→ **STATED PROBLEM**:
In the entries below, find every line with "rừng" and copy it.

═══ TASK DATA

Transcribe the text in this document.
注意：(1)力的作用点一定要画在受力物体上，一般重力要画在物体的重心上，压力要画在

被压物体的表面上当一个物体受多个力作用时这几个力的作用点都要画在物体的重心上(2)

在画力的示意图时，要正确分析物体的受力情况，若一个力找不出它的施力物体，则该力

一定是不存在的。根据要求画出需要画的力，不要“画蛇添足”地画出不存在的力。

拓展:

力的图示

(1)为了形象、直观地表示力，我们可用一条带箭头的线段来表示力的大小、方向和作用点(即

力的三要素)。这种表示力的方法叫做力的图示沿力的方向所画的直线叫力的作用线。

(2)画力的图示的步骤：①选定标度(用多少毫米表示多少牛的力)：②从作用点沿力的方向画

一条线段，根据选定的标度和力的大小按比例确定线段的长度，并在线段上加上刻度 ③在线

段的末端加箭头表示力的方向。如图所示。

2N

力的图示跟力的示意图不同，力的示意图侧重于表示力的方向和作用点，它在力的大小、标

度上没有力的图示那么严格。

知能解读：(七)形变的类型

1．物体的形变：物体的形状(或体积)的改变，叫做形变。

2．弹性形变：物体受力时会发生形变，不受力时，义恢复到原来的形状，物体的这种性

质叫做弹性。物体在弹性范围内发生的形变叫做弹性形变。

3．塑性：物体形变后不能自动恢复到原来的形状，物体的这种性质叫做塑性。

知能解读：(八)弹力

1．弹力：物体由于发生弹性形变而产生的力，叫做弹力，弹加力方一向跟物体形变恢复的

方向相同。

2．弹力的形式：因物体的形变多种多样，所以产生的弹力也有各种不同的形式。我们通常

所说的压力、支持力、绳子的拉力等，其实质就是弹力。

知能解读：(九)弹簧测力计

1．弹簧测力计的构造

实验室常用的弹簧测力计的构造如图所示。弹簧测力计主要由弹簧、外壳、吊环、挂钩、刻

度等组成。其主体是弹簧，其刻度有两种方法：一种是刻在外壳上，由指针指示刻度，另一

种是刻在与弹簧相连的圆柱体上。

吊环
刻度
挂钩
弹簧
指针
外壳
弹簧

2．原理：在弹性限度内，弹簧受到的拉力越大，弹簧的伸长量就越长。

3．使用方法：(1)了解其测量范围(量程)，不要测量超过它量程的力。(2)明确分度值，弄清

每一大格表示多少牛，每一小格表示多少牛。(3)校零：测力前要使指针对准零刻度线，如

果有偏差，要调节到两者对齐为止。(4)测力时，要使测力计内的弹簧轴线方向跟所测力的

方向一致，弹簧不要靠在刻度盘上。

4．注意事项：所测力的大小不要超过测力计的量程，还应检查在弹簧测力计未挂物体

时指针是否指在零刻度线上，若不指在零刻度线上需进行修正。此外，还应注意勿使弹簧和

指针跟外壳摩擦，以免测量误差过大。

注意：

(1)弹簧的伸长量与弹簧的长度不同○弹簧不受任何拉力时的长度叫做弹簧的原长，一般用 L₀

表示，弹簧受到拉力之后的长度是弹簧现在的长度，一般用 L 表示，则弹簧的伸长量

══════
═══ TASK DATA

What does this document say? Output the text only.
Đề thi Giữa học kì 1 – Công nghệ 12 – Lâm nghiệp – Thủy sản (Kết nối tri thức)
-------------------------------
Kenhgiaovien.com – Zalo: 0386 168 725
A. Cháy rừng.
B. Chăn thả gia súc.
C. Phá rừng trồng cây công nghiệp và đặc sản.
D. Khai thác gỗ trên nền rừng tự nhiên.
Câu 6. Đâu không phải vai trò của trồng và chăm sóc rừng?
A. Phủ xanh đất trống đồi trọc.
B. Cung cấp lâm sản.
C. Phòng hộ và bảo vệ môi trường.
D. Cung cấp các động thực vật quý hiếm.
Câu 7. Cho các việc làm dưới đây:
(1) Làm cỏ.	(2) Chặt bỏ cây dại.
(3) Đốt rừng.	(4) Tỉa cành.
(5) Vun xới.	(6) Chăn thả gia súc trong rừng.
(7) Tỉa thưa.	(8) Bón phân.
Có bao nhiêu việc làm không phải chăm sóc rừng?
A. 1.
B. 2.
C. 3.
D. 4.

══════

→ **THE RESPONSE**:
A. Cháy rừng.
C. Phá rừng trồng cây công nghiệp và đặc sản.
D. Khai thác gỗ trên nền rừng tự nhiên.
Câu 6. Đâu không phải vai trò của trồng và chăm sóc rừng?
(3) Đốt rừng.	(4) Tỉa cành.
(5) Vun xới.	(6) Chăn thả gia súc trong rừng.
Có bao nhiêu việc làm không phải chăm sóc rừng?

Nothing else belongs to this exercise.